▶ [Aim of the task]:
Search the material for the string "système" and copy each line where it occurs.

>> begin Extracted information

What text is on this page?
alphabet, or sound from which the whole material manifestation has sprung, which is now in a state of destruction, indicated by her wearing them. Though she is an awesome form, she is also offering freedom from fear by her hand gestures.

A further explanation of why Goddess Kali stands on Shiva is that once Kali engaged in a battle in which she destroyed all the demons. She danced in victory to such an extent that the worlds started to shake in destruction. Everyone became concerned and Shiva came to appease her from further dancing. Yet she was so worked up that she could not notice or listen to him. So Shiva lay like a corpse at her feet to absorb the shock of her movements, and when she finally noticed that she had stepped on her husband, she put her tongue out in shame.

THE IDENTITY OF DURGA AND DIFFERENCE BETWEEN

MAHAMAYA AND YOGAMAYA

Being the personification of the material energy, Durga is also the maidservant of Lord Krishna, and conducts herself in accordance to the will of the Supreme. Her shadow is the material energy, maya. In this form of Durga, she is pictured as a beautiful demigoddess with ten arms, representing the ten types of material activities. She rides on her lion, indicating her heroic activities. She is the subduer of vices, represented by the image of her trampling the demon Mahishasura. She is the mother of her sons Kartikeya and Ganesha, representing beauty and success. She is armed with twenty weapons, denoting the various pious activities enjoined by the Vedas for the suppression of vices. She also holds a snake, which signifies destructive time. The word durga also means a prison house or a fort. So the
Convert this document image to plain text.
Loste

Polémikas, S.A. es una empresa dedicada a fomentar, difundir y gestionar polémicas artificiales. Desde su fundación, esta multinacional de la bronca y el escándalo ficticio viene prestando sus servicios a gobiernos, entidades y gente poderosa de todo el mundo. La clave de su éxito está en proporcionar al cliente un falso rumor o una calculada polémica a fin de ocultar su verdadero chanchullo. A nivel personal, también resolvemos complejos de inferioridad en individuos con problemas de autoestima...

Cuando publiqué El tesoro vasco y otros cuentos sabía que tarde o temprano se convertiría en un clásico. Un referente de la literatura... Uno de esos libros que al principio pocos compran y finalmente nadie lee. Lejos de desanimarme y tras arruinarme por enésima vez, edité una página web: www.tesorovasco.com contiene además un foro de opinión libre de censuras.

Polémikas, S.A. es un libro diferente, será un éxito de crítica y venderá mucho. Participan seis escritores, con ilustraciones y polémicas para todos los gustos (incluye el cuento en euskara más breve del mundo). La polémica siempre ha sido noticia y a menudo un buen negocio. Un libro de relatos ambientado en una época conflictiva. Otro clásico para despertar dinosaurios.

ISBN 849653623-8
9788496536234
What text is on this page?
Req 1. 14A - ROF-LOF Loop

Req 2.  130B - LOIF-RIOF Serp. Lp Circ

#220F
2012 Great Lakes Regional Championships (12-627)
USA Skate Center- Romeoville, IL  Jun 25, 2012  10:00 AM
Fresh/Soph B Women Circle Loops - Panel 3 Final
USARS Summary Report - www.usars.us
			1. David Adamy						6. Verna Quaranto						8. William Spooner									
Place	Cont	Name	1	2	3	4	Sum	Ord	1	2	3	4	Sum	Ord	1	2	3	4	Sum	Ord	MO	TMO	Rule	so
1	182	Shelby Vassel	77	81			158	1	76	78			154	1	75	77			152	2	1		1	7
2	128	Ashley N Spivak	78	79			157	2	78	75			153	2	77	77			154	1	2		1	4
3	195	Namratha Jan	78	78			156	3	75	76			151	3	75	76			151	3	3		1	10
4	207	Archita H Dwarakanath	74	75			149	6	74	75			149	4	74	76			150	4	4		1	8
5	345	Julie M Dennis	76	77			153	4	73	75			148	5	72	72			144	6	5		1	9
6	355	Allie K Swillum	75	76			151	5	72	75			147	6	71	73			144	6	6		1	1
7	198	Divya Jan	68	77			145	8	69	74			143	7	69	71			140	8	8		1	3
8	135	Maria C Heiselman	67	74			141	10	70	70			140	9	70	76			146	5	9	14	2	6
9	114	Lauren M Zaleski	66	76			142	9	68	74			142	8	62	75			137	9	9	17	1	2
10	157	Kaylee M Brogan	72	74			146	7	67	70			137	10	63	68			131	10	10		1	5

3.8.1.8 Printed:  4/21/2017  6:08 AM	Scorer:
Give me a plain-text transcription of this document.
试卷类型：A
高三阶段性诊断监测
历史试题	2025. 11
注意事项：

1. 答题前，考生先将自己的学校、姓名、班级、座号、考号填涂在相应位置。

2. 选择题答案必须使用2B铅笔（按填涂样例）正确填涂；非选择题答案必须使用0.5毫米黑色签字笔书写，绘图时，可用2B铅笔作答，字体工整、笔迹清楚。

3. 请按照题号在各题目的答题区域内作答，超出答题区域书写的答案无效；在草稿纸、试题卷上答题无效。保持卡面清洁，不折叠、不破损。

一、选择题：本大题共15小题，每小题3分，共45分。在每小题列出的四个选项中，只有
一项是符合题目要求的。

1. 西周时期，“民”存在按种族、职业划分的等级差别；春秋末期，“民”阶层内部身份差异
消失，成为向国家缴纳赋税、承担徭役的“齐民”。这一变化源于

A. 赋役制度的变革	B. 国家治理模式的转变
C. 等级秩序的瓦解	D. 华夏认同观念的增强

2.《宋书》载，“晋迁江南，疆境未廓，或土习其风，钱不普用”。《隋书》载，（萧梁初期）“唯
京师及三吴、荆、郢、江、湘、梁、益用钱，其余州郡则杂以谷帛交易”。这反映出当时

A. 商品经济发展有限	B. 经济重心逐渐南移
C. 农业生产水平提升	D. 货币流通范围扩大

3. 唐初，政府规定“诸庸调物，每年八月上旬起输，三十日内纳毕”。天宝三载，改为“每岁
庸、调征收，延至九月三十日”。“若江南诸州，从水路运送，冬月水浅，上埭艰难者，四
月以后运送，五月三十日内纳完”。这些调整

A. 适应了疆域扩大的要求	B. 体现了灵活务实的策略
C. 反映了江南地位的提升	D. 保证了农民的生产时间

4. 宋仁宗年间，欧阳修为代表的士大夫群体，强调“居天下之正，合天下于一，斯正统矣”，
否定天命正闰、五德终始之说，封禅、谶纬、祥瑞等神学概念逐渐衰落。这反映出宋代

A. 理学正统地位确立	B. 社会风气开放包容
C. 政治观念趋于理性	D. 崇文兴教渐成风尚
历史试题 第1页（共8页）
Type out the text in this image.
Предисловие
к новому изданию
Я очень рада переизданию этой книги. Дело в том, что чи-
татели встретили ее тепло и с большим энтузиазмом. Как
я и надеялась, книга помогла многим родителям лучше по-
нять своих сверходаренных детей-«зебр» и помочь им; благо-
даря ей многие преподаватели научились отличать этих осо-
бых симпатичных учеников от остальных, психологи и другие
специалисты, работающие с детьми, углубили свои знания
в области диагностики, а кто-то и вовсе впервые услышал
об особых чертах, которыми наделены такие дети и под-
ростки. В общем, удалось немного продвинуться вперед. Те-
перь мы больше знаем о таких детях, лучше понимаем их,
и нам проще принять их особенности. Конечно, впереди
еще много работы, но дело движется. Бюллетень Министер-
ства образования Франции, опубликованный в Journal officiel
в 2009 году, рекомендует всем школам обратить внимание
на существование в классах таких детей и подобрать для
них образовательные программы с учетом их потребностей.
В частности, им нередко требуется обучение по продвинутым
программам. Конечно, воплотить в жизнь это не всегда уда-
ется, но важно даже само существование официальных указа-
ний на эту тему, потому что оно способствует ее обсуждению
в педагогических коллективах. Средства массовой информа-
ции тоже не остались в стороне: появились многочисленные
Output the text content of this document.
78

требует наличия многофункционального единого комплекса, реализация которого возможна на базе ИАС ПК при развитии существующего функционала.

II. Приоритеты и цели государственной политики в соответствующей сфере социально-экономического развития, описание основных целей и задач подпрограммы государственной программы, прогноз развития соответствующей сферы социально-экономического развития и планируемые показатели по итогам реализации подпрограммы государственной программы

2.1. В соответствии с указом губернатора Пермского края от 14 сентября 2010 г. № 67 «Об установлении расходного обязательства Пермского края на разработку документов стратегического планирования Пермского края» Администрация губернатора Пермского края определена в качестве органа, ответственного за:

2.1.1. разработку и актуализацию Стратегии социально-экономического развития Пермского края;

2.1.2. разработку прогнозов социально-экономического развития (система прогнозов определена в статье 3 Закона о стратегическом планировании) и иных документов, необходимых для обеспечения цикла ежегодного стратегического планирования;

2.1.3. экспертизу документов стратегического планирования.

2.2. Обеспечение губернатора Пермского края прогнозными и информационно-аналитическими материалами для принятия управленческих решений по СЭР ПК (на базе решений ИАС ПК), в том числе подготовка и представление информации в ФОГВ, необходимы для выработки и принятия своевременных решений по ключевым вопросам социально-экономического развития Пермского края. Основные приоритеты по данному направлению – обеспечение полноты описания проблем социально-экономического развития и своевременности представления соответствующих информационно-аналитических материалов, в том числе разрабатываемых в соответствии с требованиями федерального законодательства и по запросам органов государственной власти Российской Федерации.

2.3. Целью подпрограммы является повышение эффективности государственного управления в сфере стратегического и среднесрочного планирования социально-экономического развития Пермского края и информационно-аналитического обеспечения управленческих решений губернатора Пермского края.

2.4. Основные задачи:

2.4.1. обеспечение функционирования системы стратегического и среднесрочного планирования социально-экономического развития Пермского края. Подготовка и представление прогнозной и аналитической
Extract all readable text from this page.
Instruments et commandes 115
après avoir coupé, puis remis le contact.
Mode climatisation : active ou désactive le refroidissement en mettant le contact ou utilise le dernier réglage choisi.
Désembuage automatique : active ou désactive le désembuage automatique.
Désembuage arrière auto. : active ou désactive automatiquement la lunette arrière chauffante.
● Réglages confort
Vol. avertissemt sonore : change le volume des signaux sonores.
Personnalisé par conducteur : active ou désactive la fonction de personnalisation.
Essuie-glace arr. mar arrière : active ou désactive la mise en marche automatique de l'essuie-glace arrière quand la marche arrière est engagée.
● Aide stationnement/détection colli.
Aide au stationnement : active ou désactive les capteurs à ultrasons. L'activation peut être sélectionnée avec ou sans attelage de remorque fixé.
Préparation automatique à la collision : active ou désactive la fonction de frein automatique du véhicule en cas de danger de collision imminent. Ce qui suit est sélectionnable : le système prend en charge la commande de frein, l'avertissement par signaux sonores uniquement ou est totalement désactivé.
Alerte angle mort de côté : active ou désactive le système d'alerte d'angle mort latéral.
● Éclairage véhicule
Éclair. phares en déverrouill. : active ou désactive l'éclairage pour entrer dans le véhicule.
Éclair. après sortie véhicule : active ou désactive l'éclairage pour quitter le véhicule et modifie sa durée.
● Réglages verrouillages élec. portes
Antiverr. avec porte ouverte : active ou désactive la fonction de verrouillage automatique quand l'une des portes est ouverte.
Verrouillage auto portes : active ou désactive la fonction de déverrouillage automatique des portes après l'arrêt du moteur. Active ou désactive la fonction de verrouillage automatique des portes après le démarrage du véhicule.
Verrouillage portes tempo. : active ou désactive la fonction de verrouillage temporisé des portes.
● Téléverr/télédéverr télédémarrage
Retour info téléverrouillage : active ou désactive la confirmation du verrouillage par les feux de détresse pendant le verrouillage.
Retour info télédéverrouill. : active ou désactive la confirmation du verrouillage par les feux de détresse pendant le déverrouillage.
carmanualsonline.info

>> end Extracted information

▶ [Written response]:
Préparation automatique à la collision : active ou désactive la fonction de frein automatique du véhicule en cas de danger de collision imminent. Ce qui suit est sélectionnable : le système prend en charge la commande de frein, l'avertissement par signaux sonores uniquement ou est totalement désactivé.
Alerte angle mort de côté : active ou désactive le système d'alerte d'angle mort latéral.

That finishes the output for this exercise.